• Problem details: Below are records. Find each line in them that holds the word "Space" and copy it.
== Records for this task
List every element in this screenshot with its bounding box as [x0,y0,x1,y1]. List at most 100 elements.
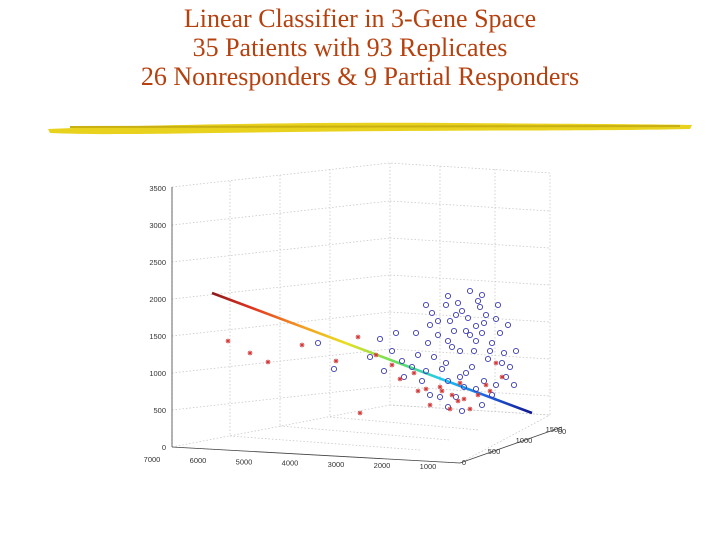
scatter-point-asterisk [457,380,463,386]
title-line-2: 35 Patients with 93 Replicates [192,33,508,62]
scatter-point-asterisk [225,338,231,344]
scatter-3d-plot: 0 500 1000 1500 2000 2500 3000 3500 7000 6000 5000… [144,162,566,471]
scatter-point-circle [488,339,496,347]
z-tick-label: 1500 [149,332,166,341]
scatter-point-circle [422,367,430,375]
z-tick-label: 3000 [149,221,166,230]
scatter-point-circle [464,314,472,322]
scatter-point-asterisk [397,376,403,382]
scatter-point-circle [478,329,486,337]
title-line-1: Linear Classifier in 3-Gene Space [183,4,537,33]
scatter-point-circle [456,373,464,381]
y-tick-label: 1000 [516,436,533,445]
y-tick-label: 0 [462,458,466,467]
scatter-point-asterisk [475,392,481,398]
scatter-point-asterisk [439,388,445,394]
title-underline-brush [48,122,692,135]
scatter-point-circle [392,329,400,337]
scatter-point-circle [472,337,480,345]
scatter-point-circle [454,299,462,307]
scatter-point-circle [412,329,420,337]
scatter-point-asterisk [449,392,455,398]
scatter-point-circle [398,357,406,365]
scatter-point-circle [376,335,384,343]
scatter-point-asterisk [447,406,453,412]
scatter-point-circle [498,359,506,367]
scatter-point-circle [426,321,434,329]
scatter-point-circle [450,327,458,335]
scatter-point-circle [314,339,322,347]
scatter-point-asterisk [355,334,361,340]
scatter-point-asterisk [415,388,421,394]
scatter-point-circle [456,347,464,355]
scatter-point-circle [492,381,500,389]
scatter-point-circle [466,331,474,339]
scatter-point-asterisk [461,396,467,402]
x-tick-label: 1000 [420,462,437,471]
z-tick-label: 3500 [149,184,166,193]
scatter-point-asterisk [487,388,493,394]
scatter-point-circle [466,287,474,295]
scatter-point-circle [458,407,466,415]
scatter-point-circle [484,355,492,363]
scatter-point-circle [492,315,500,323]
scatter-point-circle [510,381,518,389]
scatter-point-circle [330,365,338,373]
x-tick-label: 6000 [190,456,207,465]
scatter-point-asterisk [467,406,473,412]
scatter-point-circle [458,307,466,315]
scatter-point-circle [444,292,452,300]
plot-grid [171,162,551,464]
scatter-point-circle [380,367,388,375]
scatter-point-circle [462,369,470,377]
scatter-point-circle [468,363,476,371]
scatter-point-circle [506,363,514,371]
scatter-point-circle [444,337,452,345]
scatter-point-circle [494,301,502,309]
x-tick-label: 7000 [144,455,161,464]
scatter-point-asterisk [483,382,489,388]
slide-title: Linear Classifier in 3-Gene Space 35 Pat… [0,4,720,91]
scatter-point-circle [426,391,434,399]
scatter-point-asterisk [357,410,363,416]
scatter-point-circle [424,339,432,347]
z-tick-label: 2000 [149,295,166,304]
x-tick-label: 4000 [282,459,299,468]
scatter-point-circle [442,301,450,309]
scatter-point-circle [448,343,456,351]
scatter-point-circle [476,303,484,311]
z-tick-label: 2500 [149,258,166,267]
scatter-point-circle [460,383,468,391]
scatter-point-circle [366,353,374,361]
scatter-point-circle [418,377,426,385]
scatter-point-circle [512,347,520,355]
y-tick-label-partial: 00 [558,427,566,436]
scatter-point-circle [478,291,486,299]
x-tick-label: 5000 [236,457,253,466]
scatter-point-circle [470,347,478,355]
scatter-point-circle [442,359,450,367]
scatter-point-asterisk [427,402,433,408]
scatter-point-asterisk [493,360,499,366]
scatter-point-circle [422,301,430,309]
scatter-point-asterisk [389,362,395,368]
scatter-point-asterisk [373,352,379,358]
x-tick-label: 2000 [374,461,391,470]
scatter-point-circle [472,385,480,393]
scatter-point-circle [436,393,444,401]
scatter-point-asterisk [437,384,443,390]
scatter-point-circle [446,317,454,325]
z-tick-label: 1000 [149,369,166,378]
scatter-point-circle [444,377,452,385]
scatter-point-asterisk [455,398,461,404]
scatter-point-circle [482,311,490,319]
z-tick-label: 500 [153,406,166,415]
scatter-point-circle [414,351,422,359]
scatter-point-asterisk [333,358,339,364]
plot-axes [171,187,563,464]
scatter-point-circle [444,403,452,411]
scatter-point-circle [428,309,436,317]
scatter-point-circle [472,322,480,330]
scatter-point-circle [438,365,446,373]
scatter-point-asterisk [299,342,305,348]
====
• Answer section:
title-line-1: Linear Classifier in 3-Gene Space [183,4,537,33]
slide-title: Linear Classifier in 3-Gene Space 35 Pat… [0,4,720,91]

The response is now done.